Stated goal:
What follows are records. Restate all of them word for word.

Material supplied:

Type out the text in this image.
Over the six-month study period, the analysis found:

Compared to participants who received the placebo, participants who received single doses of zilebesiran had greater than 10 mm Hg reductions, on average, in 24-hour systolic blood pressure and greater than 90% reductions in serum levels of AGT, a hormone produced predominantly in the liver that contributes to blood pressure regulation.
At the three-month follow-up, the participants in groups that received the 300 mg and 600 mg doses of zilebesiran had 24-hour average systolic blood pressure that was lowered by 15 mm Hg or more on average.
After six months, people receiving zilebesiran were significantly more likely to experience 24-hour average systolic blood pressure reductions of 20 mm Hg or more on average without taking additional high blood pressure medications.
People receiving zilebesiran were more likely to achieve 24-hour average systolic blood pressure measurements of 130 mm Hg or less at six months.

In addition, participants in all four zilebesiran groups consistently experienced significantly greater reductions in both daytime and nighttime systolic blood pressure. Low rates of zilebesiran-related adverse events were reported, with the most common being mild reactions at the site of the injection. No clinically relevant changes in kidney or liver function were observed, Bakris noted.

Answer to the problem:
Type out the text in this image.
Over the six-month study period, the analysis found:

Compared to participants who received the placebo, participants who received single doses of zilebesiran had greater than 10 mm Hg reductions, on average, in 24-hour systolic blood pressure and greater than 90% reductions in serum levels of AGT, a hormone produced predominantly in the liver that contributes to blood pressure regulation.
At the three-month follow-up, the participants in groups that received the 300 mg and 600 mg doses of zilebesiran had 24-hour average systolic blood pressure that was lowered by 15 mm Hg or more on average.
After six months, people receiving zilebesiran were significantly more likely to experience 24-hour average systolic blood pressure reductions of 20 mm Hg or more on average without taking additional high blood pressure medications.
People receiving zilebesiran were more likely to achieve 24-hour average systolic blood pressure measurements of 130 mm Hg or less at six months.

In addition, participants in all four zilebesiran groups consistently experienced significantly greater reductions in both daytime and nighttime systolic blood pressure. Low rates of zilebesiran-related adverse events were reported, with the most common being mild reactions at the site of the injection. No clinically relevant changes in kidney or liver function were observed, Bakris noted.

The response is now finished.